**SEU OBJETIVO**
Por favor, reescreva todas as linhas abaixo trocando "excitement-spark" por "joy-sparkle" e deixando o resto como está.

[Registros de limites dos elementos]
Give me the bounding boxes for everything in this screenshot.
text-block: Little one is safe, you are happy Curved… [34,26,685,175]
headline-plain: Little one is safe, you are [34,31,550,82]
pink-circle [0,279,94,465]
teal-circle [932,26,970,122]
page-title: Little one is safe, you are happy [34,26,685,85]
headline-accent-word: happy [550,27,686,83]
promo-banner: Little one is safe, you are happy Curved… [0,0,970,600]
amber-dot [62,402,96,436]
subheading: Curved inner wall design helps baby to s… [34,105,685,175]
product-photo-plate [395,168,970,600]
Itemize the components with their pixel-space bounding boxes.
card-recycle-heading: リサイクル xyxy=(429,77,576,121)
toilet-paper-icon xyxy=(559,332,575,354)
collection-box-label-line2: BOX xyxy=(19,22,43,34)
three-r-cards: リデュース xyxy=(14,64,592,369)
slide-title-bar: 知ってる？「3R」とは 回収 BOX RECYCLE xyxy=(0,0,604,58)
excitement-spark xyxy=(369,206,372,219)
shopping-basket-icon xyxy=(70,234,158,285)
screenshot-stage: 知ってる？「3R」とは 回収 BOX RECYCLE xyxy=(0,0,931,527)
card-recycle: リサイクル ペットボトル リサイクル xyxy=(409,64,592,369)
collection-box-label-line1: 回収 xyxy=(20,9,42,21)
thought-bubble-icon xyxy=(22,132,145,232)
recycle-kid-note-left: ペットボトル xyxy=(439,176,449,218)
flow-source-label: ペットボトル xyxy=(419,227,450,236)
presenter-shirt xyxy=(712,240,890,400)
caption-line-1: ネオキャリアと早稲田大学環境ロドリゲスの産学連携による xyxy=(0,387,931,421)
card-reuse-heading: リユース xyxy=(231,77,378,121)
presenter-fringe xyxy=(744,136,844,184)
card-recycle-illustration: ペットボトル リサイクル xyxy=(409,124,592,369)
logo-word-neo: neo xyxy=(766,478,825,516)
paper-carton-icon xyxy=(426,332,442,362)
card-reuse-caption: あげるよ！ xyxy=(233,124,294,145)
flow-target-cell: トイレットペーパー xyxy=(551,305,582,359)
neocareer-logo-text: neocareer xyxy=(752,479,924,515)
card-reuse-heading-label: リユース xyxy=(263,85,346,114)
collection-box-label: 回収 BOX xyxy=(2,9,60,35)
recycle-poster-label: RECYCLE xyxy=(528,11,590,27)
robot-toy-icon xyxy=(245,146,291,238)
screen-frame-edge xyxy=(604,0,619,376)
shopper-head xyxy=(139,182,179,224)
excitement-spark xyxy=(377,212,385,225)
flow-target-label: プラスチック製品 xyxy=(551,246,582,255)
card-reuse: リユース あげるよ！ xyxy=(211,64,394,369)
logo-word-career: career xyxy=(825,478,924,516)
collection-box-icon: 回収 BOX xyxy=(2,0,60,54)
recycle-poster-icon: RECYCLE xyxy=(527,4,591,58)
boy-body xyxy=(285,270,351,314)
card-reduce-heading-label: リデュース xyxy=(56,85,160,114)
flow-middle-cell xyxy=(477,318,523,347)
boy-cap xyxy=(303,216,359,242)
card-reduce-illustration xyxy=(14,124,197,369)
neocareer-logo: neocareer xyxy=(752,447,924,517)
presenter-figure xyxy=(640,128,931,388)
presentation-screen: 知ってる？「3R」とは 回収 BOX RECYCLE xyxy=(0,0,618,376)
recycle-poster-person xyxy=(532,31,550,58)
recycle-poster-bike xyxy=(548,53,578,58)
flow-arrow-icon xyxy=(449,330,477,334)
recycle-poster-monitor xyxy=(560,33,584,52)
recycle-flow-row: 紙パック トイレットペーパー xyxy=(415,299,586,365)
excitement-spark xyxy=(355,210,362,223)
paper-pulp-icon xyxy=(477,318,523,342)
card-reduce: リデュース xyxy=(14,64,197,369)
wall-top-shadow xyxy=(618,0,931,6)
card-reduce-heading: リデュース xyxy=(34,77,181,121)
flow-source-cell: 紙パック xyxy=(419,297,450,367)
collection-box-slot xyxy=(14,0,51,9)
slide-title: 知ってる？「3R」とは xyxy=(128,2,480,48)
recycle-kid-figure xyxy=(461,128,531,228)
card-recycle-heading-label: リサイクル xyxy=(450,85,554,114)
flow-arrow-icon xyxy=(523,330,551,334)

**O RESULTADO**
Give me the bounding boxes for everything in this screenshot.
text-block: Little one is safe, you are happy Curved… [34,26,685,175]
headline-plain: Little one is safe, you are [34,31,550,82]
pink-circle [0,279,94,465]
teal-circle [932,26,970,122]
page-title: Little one is safe, you are happy [34,26,685,85]
headline-accent-word: happy [550,27,686,83]
promo-banner: Little one is safe, you are happy Curved… [0,0,970,600]
amber-dot [62,402,96,436]
subheading: Curved inner wall design helps baby to s… [34,105,685,175]
product-photo-plate [395,168,970,600]
Itemize the components with their pixel-space bounding boxes.
card-recycle-heading: リサイクル xyxy=(429,77,576,121)
toilet-paper-icon xyxy=(559,332,575,354)
collection-box-label-line2: BOX xyxy=(19,22,43,34)
three-r-cards: リデュース xyxy=(14,64,592,369)
slide-title-bar: 知ってる？「3R」とは 回収 BOX RECYCLE xyxy=(0,0,604,58)
joy-sparkle xyxy=(369,206,372,219)
shopping-basket-icon xyxy=(70,234,158,285)
screenshot-stage: 知ってる？「3R」とは 回収 BOX RECYCLE xyxy=(0,0,931,527)
card-recycle: リサイクル ペットボトル リサイクル xyxy=(409,64,592,369)
collection-box-label-line1: 回収 xyxy=(20,9,42,21)
thought-bubble-icon xyxy=(22,132,145,232)
recycle-kid-note-left: ペットボトル xyxy=(439,176,449,218)
flow-source-label: ペットボトル xyxy=(419,227,450,236)
presenter-shirt xyxy=(712,240,890,400)
caption-line-1: ネオキャリアと早稲田大学環境ロドリゲスの産学連携による xyxy=(0,387,931,421)
card-reuse-heading: リユース xyxy=(231,77,378,121)
presenter-fringe xyxy=(744,136,844,184)
card-recycle-illustration: ペットボトル リサイクル xyxy=(409,124,592,369)
logo-word-neo: neo xyxy=(766,478,825,516)
paper-carton-icon xyxy=(426,332,442,362)
card-reuse-caption: あげるよ！ xyxy=(233,124,294,145)
flow-target-cell: トイレットペーパー xyxy=(551,305,582,359)
neocareer-logo-text: neocareer xyxy=(752,479,924,515)
card-reuse-heading-label: リユース xyxy=(263,85,346,114)
collection-box-label: 回収 BOX xyxy=(2,9,60,35)
recycle-poster-label: RECYCLE xyxy=(528,11,590,27)
robot-toy-icon xyxy=(245,146,291,238)
screen-frame-edge xyxy=(604,0,619,376)
shopper-head xyxy=(139,182,179,224)
joy-sparkle xyxy=(377,212,385,225)
flow-target-label: プラスチック製品 xyxy=(551,246,582,255)
card-reuse: リユース あげるよ！ xyxy=(211,64,394,369)
logo-word-career: career xyxy=(825,478,924,516)
collection-box-icon: 回収 BOX xyxy=(2,0,60,54)
recycle-poster-icon: RECYCLE xyxy=(527,4,591,58)
boy-body xyxy=(285,270,351,314)
card-reduce-heading-label: リデュース xyxy=(56,85,160,114)
flow-middle-cell xyxy=(477,318,523,347)
boy-cap xyxy=(303,216,359,242)
card-reduce-illustration xyxy=(14,124,197,369)
neocareer-logo: neocareer xyxy=(752,447,924,517)
presenter-figure xyxy=(640,128,931,388)
presentation-screen: 知ってる？「3R」とは 回収 BOX RECYCLE xyxy=(0,0,618,376)
recycle-poster-person xyxy=(532,31,550,58)
recycle-poster-bike xyxy=(548,53,578,58)
flow-arrow-icon xyxy=(449,330,477,334)
recycle-poster-monitor xyxy=(560,33,584,52)
recycle-flow-row: 紙パック トイレットペーパー xyxy=(415,299,586,365)
joy-sparkle xyxy=(355,210,362,223)
paper-pulp-icon xyxy=(477,318,523,342)
card-reduce: リデュース xyxy=(14,64,197,369)
wall-top-shadow xyxy=(618,0,931,6)
card-reduce-heading: リデュース xyxy=(34,77,181,121)
flow-source-cell: 紙パック xyxy=(419,297,450,367)
collection-box-slot xyxy=(14,0,51,9)
slide-title: 知ってる？「3R」とは xyxy=(128,2,480,48)
recycle-kid-figure xyxy=(461,128,531,228)
card-recycle-heading-label: リサイクル xyxy=(450,85,554,114)
flow-arrow-icon xyxy=(523,330,551,334)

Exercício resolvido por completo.